Data entries for graphics:
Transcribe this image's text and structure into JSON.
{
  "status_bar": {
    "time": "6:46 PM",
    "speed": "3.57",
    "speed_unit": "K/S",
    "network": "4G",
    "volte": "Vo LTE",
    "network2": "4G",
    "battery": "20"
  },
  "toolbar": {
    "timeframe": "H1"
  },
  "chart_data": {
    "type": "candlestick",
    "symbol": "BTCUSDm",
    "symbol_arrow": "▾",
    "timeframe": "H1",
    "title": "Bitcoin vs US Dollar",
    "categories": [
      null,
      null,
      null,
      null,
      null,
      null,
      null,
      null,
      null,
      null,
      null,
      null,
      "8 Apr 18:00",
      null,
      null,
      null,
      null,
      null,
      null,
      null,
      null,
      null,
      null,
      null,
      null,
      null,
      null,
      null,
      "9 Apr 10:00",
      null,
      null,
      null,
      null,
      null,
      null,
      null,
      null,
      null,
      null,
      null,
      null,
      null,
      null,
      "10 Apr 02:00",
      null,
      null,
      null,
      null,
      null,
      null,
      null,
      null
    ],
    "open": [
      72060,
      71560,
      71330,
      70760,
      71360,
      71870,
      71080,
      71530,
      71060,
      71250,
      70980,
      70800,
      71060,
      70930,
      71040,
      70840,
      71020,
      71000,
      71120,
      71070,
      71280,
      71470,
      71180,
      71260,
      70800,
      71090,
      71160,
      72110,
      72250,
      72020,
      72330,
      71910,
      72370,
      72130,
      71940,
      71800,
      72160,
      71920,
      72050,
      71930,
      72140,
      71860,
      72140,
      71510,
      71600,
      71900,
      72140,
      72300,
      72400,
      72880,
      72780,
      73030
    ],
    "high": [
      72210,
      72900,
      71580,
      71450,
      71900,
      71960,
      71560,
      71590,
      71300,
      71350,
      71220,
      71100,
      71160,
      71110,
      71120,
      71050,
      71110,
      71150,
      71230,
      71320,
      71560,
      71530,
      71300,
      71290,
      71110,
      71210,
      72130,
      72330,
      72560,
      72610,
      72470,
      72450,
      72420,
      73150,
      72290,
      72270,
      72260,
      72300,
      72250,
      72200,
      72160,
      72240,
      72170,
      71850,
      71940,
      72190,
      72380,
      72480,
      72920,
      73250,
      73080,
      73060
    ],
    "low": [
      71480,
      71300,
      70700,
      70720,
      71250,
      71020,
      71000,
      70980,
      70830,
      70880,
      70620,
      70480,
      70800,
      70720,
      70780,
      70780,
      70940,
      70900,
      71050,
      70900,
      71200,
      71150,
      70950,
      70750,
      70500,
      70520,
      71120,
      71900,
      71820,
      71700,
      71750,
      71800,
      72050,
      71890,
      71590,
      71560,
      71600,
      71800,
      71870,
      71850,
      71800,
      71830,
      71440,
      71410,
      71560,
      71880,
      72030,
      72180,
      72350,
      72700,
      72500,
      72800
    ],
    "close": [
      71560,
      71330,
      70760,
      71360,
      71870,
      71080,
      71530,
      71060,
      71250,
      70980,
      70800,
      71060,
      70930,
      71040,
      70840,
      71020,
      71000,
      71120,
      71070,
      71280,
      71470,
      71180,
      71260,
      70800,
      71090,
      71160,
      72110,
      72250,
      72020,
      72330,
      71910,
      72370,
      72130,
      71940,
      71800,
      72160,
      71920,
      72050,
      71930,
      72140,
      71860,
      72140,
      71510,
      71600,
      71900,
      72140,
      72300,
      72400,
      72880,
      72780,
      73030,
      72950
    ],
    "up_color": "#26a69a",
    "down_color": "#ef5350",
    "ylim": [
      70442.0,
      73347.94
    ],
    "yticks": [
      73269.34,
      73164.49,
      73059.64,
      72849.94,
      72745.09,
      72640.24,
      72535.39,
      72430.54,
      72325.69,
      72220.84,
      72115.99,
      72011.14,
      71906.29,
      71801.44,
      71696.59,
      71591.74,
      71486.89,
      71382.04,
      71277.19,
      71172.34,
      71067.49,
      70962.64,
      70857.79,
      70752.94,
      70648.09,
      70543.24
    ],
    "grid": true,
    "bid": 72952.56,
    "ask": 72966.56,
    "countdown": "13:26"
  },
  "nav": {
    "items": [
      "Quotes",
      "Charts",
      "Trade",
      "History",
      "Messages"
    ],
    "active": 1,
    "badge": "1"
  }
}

◆ **AIM OF THE TASK**: Copy out every line of the data above, exactly as given.

◆ **RESPONSE**:
Transcribe this image's text and structure into JSON.
{
  "status_bar": {
    "time": "6:46 PM",
    "speed": "3.57",
    "speed_unit": "K/S",
    "network": "4G",
    "volte": "Vo LTE",
    "network2": "4G",
    "battery": "20"
  },
  "toolbar": {
    "timeframe": "H1"
  },
  "chart_data": {
    "type": "candlestick",
    "symbol": "BTCUSDm",
    "symbol_arrow": "▾",
    "timeframe": "H1",
    "title": "Bitcoin vs US Dollar",
    "categories": [
      null,
      null,
      null,
      null,
      null,
      null,
      null,
      null,
      null,
      null,
      null,
      null,
      "8 Apr 18:00",
      null,
      null,
      null,
      null,
      null,
      null,
      null,
      null,
      null,
      null,
      null,
      null,
      null,
      null,
      null,
      "9 Apr 10:00",
      null,
      null,
      null,
      null,
      null,
      null,
      null,
      null,
      null,
      null,
      null,
      null,
      null,
      null,
      "10 Apr 02:00",
      null,
      null,
      null,
      null,
      null,
      null,
      null,
      null
    ],
    "open": [
      72060,
      71560,
      71330,
      70760,
      71360,
      71870,
      71080,
      71530,
      71060,
      71250,
      70980,
      70800,
      71060,
      70930,
      71040,
      70840,
      71020,
      71000,
      71120,
      71070,
      71280,
      71470,
      71180,
      71260,
      70800,
      71090,
      71160,
      72110,
      72250,
      72020,
      72330,
      71910,
      72370,
      72130,
      71940,
      71800,
      72160,
      71920,
      72050,
      71930,
      72140,
      71860,
      72140,
      71510,
      71600,
      71900,
      72140,
      72300,
      72400,
      72880,
      72780,
      73030
    ],
    "high": [
      72210,
      72900,
      71580,
      71450,
      71900,
      71960,
      71560,
      71590,
      71300,
      71350,
      71220,
      71100,
      71160,
      71110,
      71120,
      71050,
      71110,
      71150,
      71230,
      71320,
      71560,
      71530,
      71300,
      71290,
      71110,
      71210,
      72130,
      72330,
      72560,
      72610,
      72470,
      72450,
      72420,
      73150,
      72290,
      72270,
      72260,
      72300,
      72250,
      72200,
      72160,
      72240,
      72170,
      71850,
      71940,
      72190,
      72380,
      72480,
      72920,
      73250,
      73080,
      73060
    ],
    "low": [
      71480,
      71300,
      70700,
      70720,
      71250,
      71020,
      71000,
      70980,
      70830,
      70880,
      70620,
      70480,
      70800,
      70720,
      70780,
      70780,
      70940,
      70900,
      71050,
      70900,
      71200,
      71150,
      70950,
      70750,
      70500,
      70520,
      71120,
      71900,
      71820,
      71700,
      71750,
      71800,
      72050,
      71890,
      71590,
      71560,
      71600,
      71800,
      71870,
      71850,
      71800,
      71830,
      71440,
      71410,
      71560,
      71880,
      72030,
      72180,
      72350,
      72700,
      72500,
      72800
    ],
    "close": [
      71560,
      71330,
      70760,
      71360,
      71870,
      71080,
      71530,
      71060,
      71250,
      70980,
      70800,
      71060,
      70930,
      71040,
      70840,
      71020,
      71000,
      71120,
      71070,
      71280,
      71470,
      71180,
      71260,
      70800,
      71090,
      71160,
      72110,
      72250,
      72020,
      72330,
      71910,
      72370,
      72130,
      71940,
      71800,
      72160,
      71920,
      72050,
      71930,
      72140,
      71860,
      72140,
      71510,
      71600,
      71900,
      72140,
      72300,
      72400,
      72880,
      72780,
      73030,
      72950
    ],
    "up_color": "#26a69a",
    "down_color": "#ef5350",
    "ylim": [
      70442.0,
      73347.94
    ],
    "yticks": [
      73269.34,
      73164.49,
      73059.64,
      72849.94,
      72745.09,
      72640.24,
      72535.39,
      72430.54,
      72325.69,
      72220.84,
      72115.99,
      72011.14,
      71906.29,
      71801.44,
      71696.59,
      71591.74,
      71486.89,
      71382.04,
      71277.19,
      71172.34,
      71067.49,
      70962.64,
      70857.79,
      70752.94,
      70648.09,
      70543.24
    ],
    "grid": true,
    "bid": 72952.56,
    "ask": 72966.56,
    "countdown": "13:26"
  },
  "nav": {
    "items": [
      "Quotes",
      "Charts",
      "Trade",
      "History",
      "Messages"
    ],
    "active": 1,
    "badge": "1"
  }
}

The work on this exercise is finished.